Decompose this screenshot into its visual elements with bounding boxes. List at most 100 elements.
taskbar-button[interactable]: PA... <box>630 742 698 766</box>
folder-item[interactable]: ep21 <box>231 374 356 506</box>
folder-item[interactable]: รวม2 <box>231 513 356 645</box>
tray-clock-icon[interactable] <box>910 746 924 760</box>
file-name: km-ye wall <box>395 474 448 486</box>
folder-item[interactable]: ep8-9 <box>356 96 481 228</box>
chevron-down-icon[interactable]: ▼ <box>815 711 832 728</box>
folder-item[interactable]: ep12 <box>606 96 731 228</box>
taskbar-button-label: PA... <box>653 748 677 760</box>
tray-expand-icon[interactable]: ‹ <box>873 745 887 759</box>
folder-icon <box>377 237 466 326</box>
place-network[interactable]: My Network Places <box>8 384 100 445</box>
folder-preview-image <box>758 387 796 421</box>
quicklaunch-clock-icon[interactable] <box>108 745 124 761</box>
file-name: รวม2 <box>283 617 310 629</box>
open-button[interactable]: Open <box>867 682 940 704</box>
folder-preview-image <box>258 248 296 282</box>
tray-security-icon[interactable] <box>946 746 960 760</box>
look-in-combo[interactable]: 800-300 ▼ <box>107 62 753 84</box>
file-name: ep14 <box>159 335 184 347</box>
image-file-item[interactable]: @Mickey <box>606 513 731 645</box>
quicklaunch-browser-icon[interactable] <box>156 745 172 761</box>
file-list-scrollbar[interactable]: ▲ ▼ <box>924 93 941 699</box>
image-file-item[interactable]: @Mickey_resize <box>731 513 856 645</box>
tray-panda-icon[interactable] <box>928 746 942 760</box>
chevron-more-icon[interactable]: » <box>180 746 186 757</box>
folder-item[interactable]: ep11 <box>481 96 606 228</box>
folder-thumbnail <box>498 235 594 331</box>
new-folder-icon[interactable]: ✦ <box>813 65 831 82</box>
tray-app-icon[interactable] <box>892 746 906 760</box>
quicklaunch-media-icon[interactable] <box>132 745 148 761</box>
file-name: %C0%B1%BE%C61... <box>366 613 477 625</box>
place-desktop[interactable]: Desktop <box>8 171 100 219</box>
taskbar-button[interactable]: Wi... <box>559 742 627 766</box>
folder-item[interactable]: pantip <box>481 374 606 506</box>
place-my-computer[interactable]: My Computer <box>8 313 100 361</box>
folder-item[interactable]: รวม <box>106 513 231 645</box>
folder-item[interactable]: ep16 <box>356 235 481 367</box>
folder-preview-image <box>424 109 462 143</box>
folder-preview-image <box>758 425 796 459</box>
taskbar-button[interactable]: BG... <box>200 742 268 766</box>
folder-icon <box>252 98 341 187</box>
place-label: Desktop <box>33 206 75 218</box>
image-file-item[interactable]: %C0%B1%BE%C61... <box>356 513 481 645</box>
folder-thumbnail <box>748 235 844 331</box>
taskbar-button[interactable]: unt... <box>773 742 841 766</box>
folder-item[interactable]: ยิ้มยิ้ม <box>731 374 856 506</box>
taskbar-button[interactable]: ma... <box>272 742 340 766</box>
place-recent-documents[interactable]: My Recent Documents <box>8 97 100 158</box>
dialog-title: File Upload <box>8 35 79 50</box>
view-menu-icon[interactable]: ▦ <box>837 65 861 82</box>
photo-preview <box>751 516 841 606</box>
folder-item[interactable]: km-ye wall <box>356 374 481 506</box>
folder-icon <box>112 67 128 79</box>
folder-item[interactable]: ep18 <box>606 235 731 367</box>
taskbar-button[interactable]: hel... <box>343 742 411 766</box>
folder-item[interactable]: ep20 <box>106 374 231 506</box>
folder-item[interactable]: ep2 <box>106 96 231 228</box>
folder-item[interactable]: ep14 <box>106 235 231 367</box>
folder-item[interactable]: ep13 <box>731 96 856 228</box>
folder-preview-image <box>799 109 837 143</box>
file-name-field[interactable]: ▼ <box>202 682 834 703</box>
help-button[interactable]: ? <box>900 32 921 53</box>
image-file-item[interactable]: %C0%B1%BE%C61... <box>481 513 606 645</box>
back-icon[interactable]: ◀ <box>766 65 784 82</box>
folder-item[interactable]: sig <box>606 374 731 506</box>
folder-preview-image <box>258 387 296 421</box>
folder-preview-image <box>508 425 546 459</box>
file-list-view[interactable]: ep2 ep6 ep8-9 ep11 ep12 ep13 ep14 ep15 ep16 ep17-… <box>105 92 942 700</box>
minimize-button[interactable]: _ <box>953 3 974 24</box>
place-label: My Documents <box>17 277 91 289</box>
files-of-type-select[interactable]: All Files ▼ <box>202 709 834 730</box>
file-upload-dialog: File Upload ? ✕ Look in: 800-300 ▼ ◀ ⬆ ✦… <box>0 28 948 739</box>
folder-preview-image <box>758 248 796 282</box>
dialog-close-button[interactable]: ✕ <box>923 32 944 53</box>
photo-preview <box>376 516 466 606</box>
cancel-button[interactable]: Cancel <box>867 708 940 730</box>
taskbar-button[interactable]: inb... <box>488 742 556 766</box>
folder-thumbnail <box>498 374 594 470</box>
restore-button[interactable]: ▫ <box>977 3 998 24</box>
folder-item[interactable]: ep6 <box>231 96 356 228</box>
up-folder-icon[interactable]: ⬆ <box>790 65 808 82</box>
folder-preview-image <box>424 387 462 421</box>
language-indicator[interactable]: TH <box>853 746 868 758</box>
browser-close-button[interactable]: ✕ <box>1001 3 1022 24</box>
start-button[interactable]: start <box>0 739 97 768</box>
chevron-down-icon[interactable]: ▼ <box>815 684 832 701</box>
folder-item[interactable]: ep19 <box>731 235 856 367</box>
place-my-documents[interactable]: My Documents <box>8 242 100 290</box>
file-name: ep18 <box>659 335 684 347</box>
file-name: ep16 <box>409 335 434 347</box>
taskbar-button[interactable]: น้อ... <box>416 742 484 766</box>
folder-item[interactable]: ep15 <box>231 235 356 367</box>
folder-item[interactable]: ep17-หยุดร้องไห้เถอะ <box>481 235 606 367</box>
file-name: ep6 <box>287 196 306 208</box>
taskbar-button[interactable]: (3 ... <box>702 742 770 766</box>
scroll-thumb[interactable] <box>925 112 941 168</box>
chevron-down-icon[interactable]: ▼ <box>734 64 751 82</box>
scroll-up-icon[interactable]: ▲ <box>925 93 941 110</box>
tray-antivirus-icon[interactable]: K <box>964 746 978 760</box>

**TASK TO CARRY OUT**
Please give all the lines above again, exactly as they read.

**ANSWER SECTION**
Decompose this screenshot into its visual elements with bounding boxes. List at most 100 elements.
taskbar-button[interactable]: PA... <box>630 742 698 766</box>
folder-item[interactable]: ep21 <box>231 374 356 506</box>
folder-item[interactable]: รวม2 <box>231 513 356 645</box>
tray-clock-icon[interactable] <box>910 746 924 760</box>
file-name: km-ye wall <box>395 474 448 486</box>
folder-item[interactable]: ep8-9 <box>356 96 481 228</box>
chevron-down-icon[interactable]: ▼ <box>815 711 832 728</box>
folder-item[interactable]: ep12 <box>606 96 731 228</box>
taskbar-button-label: PA... <box>653 748 677 760</box>
tray-expand-icon[interactable]: ‹ <box>873 745 887 759</box>
folder-icon <box>377 237 466 326</box>
place-network[interactable]: My Network Places <box>8 384 100 445</box>
folder-preview-image <box>758 387 796 421</box>
quicklaunch-clock-icon[interactable] <box>108 745 124 761</box>
file-name: รวม2 <box>283 617 310 629</box>
open-button[interactable]: Open <box>867 682 940 704</box>
folder-preview-image <box>258 248 296 282</box>
tray-security-icon[interactable] <box>946 746 960 760</box>
look-in-combo[interactable]: 800-300 ▼ <box>107 62 753 84</box>
file-name: ep14 <box>159 335 184 347</box>
image-file-item[interactable]: @Mickey <box>606 513 731 645</box>
quicklaunch-browser-icon[interactable] <box>156 745 172 761</box>
file-list-scrollbar[interactable]: ▲ ▼ <box>924 93 941 699</box>
image-file-item[interactable]: @Mickey_resize <box>731 513 856 645</box>
tray-panda-icon[interactable] <box>928 746 942 760</box>
chevron-more-icon[interactable]: » <box>180 746 186 757</box>
folder-item[interactable]: ep11 <box>481 96 606 228</box>
folder-thumbnail <box>498 235 594 331</box>
new-folder-icon[interactable]: ✦ <box>813 65 831 82</box>
tray-app-icon[interactable] <box>892 746 906 760</box>
quicklaunch-media-icon[interactable] <box>132 745 148 761</box>
file-name: %C0%B1%BE%C61... <box>366 613 477 625</box>
place-desktop[interactable]: Desktop <box>8 171 100 219</box>
taskbar-button[interactable]: Wi... <box>559 742 627 766</box>
folder-item[interactable]: pantip <box>481 374 606 506</box>
place-my-computer[interactable]: My Computer <box>8 313 100 361</box>
folder-item[interactable]: รวม <box>106 513 231 645</box>
folder-item[interactable]: ep16 <box>356 235 481 367</box>
folder-preview-image <box>424 109 462 143</box>
folder-preview-image <box>758 425 796 459</box>
taskbar-button[interactable]: BG... <box>200 742 268 766</box>
folder-icon <box>252 98 341 187</box>
place-label: Desktop <box>33 206 75 218</box>
image-file-item[interactable]: %C0%B1%BE%C61... <box>356 513 481 645</box>
folder-thumbnail <box>748 235 844 331</box>
taskbar-button[interactable]: unt... <box>773 742 841 766</box>
folder-item[interactable]: ยิ้มยิ้ม <box>731 374 856 506</box>
taskbar-button[interactable]: ma... <box>272 742 340 766</box>
place-recent-documents[interactable]: My Recent Documents <box>8 97 100 158</box>
dialog-title: File Upload <box>8 35 79 50</box>
view-menu-icon[interactable]: ▦ <box>837 65 861 82</box>
photo-preview <box>751 516 841 606</box>
folder-item[interactable]: km-ye wall <box>356 374 481 506</box>
folder-icon <box>112 67 128 79</box>
folder-item[interactable]: ep18 <box>606 235 731 367</box>
taskbar-button[interactable]: hel... <box>343 742 411 766</box>
folder-item[interactable]: ep20 <box>106 374 231 506</box>
folder-item[interactable]: ep2 <box>106 96 231 228</box>
folder-item[interactable]: ep14 <box>106 235 231 367</box>
folder-item[interactable]: ep13 <box>731 96 856 228</box>
folder-preview-image <box>799 109 837 143</box>
file-name-field[interactable]: ▼ <box>202 682 834 703</box>
help-button[interactable]: ? <box>900 32 921 53</box>
image-file-item[interactable]: %C0%B1%BE%C61... <box>481 513 606 645</box>
back-icon[interactable]: ◀ <box>766 65 784 82</box>
folder-item[interactable]: sig <box>606 374 731 506</box>
folder-preview-image <box>258 387 296 421</box>
folder-preview-image <box>508 425 546 459</box>
file-list-view[interactable]: ep2 ep6 ep8-9 ep11 ep12 ep13 ep14 ep15 ep16 ep17-… <box>105 92 942 700</box>
minimize-button[interactable]: _ <box>953 3 974 24</box>
place-label: My Documents <box>17 277 91 289</box>
files-of-type-select[interactable]: All Files ▼ <box>202 709 834 730</box>
file-upload-dialog: File Upload ? ✕ Look in: 800-300 ▼ ◀ ⬆ ✦… <box>0 28 948 739</box>
folder-preview-image <box>758 248 796 282</box>
dialog-close-button[interactable]: ✕ <box>923 32 944 53</box>
photo-preview <box>376 516 466 606</box>
cancel-button[interactable]: Cancel <box>867 708 940 730</box>
taskbar-button[interactable]: inb... <box>488 742 556 766</box>
folder-thumbnail <box>498 374 594 470</box>
restore-button[interactable]: ▫ <box>977 3 998 24</box>
folder-item[interactable]: ep6 <box>231 96 356 228</box>
up-folder-icon[interactable]: ⬆ <box>790 65 808 82</box>
folder-preview-image <box>424 387 462 421</box>
language-indicator[interactable]: TH <box>853 746 868 758</box>
browser-close-button[interactable]: ✕ <box>1001 3 1022 24</box>
start-button[interactable]: start <box>0 739 97 768</box>
chevron-down-icon[interactable]: ▼ <box>815 684 832 701</box>
folder-item[interactable]: ep19 <box>731 235 856 367</box>
place-my-documents[interactable]: My Documents <box>8 242 100 290</box>
file-name: ep18 <box>659 335 684 347</box>
file-name: ep16 <box>409 335 434 347</box>
taskbar-button[interactable]: น้อ... <box>416 742 484 766</box>
folder-item[interactable]: ep15 <box>231 235 356 367</box>
folder-item[interactable]: ep17-หยุดร้องไห้เถอะ <box>481 235 606 367</box>
file-name: ep6 <box>287 196 306 208</box>
taskbar-button[interactable]: (3 ... <box>702 742 770 766</box>
scroll-thumb[interactable] <box>925 112 941 168</box>
chevron-down-icon[interactable]: ▼ <box>734 64 751 82</box>
scroll-up-icon[interactable]: ▲ <box>925 93 941 110</box>
tray-antivirus-icon[interactable]: K <box>964 746 978 760</box>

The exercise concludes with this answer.